— Begin Information supplied —

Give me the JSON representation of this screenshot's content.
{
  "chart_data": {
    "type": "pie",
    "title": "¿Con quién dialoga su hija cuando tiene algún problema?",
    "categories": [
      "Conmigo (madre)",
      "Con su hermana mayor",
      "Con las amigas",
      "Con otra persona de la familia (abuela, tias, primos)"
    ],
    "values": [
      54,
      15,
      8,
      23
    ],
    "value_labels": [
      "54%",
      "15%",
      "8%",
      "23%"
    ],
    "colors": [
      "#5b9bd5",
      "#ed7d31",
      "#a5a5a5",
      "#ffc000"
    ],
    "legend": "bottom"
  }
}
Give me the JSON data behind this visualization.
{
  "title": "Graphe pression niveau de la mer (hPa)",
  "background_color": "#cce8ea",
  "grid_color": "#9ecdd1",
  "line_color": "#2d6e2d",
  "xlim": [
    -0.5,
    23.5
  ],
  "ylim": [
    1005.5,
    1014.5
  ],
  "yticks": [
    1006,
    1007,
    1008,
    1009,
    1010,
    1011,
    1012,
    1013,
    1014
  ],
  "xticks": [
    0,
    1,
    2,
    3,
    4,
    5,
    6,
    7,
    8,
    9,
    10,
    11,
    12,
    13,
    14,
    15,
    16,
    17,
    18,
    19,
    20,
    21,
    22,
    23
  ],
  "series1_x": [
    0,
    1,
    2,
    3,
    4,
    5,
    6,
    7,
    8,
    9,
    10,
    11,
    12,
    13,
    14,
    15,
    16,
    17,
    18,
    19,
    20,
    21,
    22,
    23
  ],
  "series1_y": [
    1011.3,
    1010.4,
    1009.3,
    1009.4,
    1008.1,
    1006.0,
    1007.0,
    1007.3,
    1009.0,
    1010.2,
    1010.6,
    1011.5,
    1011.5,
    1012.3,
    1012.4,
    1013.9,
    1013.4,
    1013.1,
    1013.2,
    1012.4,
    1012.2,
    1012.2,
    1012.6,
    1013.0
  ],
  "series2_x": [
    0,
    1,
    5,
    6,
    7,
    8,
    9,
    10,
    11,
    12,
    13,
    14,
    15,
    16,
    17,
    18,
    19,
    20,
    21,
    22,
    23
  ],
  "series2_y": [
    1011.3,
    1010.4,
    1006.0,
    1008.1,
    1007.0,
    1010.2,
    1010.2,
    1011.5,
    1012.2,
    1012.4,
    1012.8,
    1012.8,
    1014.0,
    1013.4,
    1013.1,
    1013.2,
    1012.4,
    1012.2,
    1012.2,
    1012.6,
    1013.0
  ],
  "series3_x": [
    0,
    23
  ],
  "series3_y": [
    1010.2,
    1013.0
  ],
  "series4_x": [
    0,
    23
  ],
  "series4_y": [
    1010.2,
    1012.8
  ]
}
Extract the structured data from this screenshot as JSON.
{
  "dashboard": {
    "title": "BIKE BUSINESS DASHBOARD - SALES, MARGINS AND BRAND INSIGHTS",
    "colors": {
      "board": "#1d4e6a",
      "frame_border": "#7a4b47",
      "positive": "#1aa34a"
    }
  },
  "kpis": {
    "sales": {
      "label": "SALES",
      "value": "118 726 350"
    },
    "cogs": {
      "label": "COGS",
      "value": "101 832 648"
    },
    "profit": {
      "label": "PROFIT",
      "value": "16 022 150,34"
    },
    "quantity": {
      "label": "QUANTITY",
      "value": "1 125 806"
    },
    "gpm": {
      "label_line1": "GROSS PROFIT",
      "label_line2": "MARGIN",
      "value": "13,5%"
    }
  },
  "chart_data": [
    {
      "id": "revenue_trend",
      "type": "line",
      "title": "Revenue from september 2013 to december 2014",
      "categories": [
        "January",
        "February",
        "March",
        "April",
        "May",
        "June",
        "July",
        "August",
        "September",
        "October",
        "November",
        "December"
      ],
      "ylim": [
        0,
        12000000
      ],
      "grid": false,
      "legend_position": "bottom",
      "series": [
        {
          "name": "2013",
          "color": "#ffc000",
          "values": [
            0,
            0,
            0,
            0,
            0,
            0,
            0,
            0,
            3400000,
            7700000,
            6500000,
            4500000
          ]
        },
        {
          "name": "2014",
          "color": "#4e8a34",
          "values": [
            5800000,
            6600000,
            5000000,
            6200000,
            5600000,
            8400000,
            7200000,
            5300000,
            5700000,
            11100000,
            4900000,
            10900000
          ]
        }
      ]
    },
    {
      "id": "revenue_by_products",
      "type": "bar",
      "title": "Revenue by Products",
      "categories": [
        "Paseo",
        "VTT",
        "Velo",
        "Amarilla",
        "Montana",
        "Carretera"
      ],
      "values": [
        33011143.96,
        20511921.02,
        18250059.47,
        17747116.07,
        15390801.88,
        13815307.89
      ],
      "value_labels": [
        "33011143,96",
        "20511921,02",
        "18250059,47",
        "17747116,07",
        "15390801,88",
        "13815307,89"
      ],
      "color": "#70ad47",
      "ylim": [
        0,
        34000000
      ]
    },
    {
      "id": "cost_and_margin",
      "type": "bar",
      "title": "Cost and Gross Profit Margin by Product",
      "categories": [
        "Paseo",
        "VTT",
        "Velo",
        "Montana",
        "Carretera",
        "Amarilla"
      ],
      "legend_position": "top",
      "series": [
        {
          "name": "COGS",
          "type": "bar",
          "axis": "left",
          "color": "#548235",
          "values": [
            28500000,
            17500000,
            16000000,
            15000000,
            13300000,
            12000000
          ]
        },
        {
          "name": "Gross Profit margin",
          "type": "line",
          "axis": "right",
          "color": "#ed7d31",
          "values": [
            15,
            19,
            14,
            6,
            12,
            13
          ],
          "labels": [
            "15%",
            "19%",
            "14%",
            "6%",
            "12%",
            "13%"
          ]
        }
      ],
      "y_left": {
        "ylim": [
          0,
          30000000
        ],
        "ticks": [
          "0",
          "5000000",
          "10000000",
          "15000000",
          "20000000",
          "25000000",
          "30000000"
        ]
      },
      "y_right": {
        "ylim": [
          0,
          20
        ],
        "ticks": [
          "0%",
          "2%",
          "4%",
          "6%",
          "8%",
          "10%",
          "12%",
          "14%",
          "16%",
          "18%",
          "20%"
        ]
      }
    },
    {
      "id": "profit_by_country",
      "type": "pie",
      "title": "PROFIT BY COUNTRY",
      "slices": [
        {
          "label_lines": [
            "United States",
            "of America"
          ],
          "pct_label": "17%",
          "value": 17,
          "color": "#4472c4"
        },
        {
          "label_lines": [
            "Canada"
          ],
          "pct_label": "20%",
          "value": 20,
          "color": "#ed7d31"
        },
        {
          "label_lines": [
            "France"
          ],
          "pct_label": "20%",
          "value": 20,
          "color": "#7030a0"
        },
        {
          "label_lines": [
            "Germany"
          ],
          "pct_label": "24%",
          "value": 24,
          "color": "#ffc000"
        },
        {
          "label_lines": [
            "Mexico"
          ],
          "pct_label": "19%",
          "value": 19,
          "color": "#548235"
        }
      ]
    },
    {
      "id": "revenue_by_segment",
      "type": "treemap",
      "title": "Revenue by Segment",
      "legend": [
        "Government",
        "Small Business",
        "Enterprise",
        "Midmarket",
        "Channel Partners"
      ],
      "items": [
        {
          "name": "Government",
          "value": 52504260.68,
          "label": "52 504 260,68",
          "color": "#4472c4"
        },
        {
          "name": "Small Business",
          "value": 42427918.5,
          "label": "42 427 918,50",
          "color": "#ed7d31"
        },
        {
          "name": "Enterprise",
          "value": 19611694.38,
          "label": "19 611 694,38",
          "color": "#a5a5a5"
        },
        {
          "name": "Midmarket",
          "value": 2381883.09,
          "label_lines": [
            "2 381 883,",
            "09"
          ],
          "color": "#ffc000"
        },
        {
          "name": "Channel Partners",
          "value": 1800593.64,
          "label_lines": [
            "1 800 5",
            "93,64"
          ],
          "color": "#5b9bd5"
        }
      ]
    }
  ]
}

— End Information supplied —

#### Do this
Identify each line in the entries with the word "type" and copy it.

#### Output below
    "type": "pie",
      "type": "line",
      "type": "bar",
      "type": "bar",
          "type": "bar",
          "type": "line",
      "type": "pie",
      "type": "treemap",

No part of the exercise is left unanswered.